■ **TEXT EXCERPT**
^^^^

2014-04-15

CREATING A MOSAIC

I haven't been working on image processing tools for a long time as I've been quite busy with many other interesting projects ;)

One of them was migrating the old website to Blogger so it will be faster for me to publish new posts.

After I finished it, I decided that I wanted to go back to the basics of image processing: the COLORS.

I wanted to learn more about them, how to represent them, how to compare, how to find "similar" colors... in fact, what do we mean by similar colors?



A couple weeks ago, I saw on a TV program a mosaic formed of many small images that let you see another image when looked from a far distance and I thought that it would be possible, and funny ;P,  to create them directly on the browser so.... why not doing it!?

My goal was to create a mosaic, representing an image, formed by many small tiles of other images on the browser side (everything running on JavaScript) and created on the fly.

My first demo was very simple, we iterate through the original image pixels, we choose which of the available tiles is the one "closer" to the pixel color (we will talk later about this) and then we draw it inside the DOM using a canvas.

As I was using a canvas, the demo was very simple as once we have decided which images we want to draw, we just need to add them to the canvas one by one. Here, I found the "first stone on my pathway" as canvas is not a very fast method to draw elements in the DOM and we were talking BIG this time.

Imagine a "very small" image of 300x300 pixels, in other words, 90.000 pixels. If you are using a relative small tile size of 256x256, we are managing a canvas representing an image of 76.800x76.800 pixels.
If we extrapolate that image size to a normal camera resolution we would have a 5898.2 megapixels camera photo. That's what I call a nice camera sensor ;)

It was obvious that the canvas path was doomed as I wouldn't be able to go much further from there... so I decided to enter a whole new world: WebGL!!!

In the past, I tried a couple times to build some really basic demos using Three.js (a JavaScript library to render elements using WebGL) building some 3D terrain structures in the browser so this was a great opportunity to get a more deep knowledge about it.

^^^^

Structured page parsing data
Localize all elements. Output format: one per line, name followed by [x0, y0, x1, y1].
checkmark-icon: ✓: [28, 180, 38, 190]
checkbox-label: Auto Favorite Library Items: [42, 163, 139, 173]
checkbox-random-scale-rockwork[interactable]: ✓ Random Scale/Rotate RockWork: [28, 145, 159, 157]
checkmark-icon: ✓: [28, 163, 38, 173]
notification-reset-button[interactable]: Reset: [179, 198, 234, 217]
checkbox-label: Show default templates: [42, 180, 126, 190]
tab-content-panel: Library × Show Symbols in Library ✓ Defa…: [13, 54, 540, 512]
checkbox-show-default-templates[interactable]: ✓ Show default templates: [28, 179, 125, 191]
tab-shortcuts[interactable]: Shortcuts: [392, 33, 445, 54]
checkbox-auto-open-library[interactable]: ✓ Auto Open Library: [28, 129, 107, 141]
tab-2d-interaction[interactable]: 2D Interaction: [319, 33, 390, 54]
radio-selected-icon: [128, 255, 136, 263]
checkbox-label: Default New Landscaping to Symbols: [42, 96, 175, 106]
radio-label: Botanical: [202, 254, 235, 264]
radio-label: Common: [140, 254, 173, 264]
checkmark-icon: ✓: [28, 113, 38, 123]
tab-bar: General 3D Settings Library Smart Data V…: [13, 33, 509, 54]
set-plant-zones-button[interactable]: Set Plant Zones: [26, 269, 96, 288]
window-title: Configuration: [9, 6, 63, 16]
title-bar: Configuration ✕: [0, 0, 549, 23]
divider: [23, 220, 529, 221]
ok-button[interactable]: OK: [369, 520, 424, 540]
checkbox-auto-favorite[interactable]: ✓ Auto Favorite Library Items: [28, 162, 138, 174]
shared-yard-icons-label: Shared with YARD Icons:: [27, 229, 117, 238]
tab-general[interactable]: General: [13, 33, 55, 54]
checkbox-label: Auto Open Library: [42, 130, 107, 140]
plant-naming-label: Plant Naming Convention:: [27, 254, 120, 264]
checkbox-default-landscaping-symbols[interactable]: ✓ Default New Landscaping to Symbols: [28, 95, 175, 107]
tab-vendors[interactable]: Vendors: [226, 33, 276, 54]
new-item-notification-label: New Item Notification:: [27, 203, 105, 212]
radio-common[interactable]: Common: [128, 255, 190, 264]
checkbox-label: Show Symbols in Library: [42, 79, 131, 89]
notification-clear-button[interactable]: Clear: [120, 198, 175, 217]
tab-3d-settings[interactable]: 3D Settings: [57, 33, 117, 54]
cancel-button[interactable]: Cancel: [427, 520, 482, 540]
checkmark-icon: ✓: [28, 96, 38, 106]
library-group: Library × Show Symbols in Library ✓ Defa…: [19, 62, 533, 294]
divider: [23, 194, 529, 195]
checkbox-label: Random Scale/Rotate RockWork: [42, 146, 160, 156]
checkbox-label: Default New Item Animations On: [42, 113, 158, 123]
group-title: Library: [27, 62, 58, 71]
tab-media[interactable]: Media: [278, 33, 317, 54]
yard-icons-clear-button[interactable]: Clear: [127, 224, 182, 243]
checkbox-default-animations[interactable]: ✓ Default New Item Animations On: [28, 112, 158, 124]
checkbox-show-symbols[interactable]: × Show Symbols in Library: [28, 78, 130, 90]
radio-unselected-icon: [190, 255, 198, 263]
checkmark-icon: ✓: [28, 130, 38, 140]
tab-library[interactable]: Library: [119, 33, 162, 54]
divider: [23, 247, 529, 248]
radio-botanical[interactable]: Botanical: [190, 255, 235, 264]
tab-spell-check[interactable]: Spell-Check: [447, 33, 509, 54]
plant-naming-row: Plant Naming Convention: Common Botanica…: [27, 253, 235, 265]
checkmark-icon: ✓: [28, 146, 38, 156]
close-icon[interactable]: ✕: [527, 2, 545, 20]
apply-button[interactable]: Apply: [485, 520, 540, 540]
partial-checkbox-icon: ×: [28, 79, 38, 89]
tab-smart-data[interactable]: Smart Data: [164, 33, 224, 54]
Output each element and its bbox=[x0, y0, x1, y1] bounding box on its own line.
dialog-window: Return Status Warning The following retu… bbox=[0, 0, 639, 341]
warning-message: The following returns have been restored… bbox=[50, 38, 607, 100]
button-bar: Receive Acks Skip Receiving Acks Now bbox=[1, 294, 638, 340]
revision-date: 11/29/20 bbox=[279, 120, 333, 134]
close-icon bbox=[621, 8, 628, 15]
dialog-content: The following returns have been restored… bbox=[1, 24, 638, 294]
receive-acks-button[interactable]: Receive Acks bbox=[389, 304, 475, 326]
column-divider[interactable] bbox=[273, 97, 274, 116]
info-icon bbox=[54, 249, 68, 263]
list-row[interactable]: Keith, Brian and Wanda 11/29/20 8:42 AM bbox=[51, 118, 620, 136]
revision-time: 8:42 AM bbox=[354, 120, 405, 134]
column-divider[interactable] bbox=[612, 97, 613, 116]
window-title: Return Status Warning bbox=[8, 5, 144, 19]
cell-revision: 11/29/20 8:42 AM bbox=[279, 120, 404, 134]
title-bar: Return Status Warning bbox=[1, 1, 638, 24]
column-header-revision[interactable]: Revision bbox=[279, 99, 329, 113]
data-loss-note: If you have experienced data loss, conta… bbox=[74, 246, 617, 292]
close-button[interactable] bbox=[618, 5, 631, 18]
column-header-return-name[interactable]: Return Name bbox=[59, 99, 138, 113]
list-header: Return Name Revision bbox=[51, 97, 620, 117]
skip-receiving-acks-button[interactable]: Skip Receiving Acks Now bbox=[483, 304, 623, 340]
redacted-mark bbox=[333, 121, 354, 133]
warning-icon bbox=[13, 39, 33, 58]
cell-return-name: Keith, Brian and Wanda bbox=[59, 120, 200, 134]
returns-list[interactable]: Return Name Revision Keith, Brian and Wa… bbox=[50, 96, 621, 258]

^^^^

■ **TASK A**
Translate this sentence from the mosaic blog post into Spanish: "After I finished it, I decided that I wanted to go back to the basics of image processing: the COLORS."
■ **TASK B**
Please write out everything in the mosaic blog post from "CREATING A MOSAIC" down to "publish new posts.", word for word.

■ **ANSWER SECTION A**
Después de terminarlo, decidí que quería volver a lo básico del procesamiento de imágenes: los COLORES.

■ **ANSWER SECTION B**
CREATING A MOSAIC

I haven't been working on image processing tools for a long time as I've been quite busy with many other interesting projects ;)

One of them was migrating the old website to Blogger so it will be faster for me to publish new posts.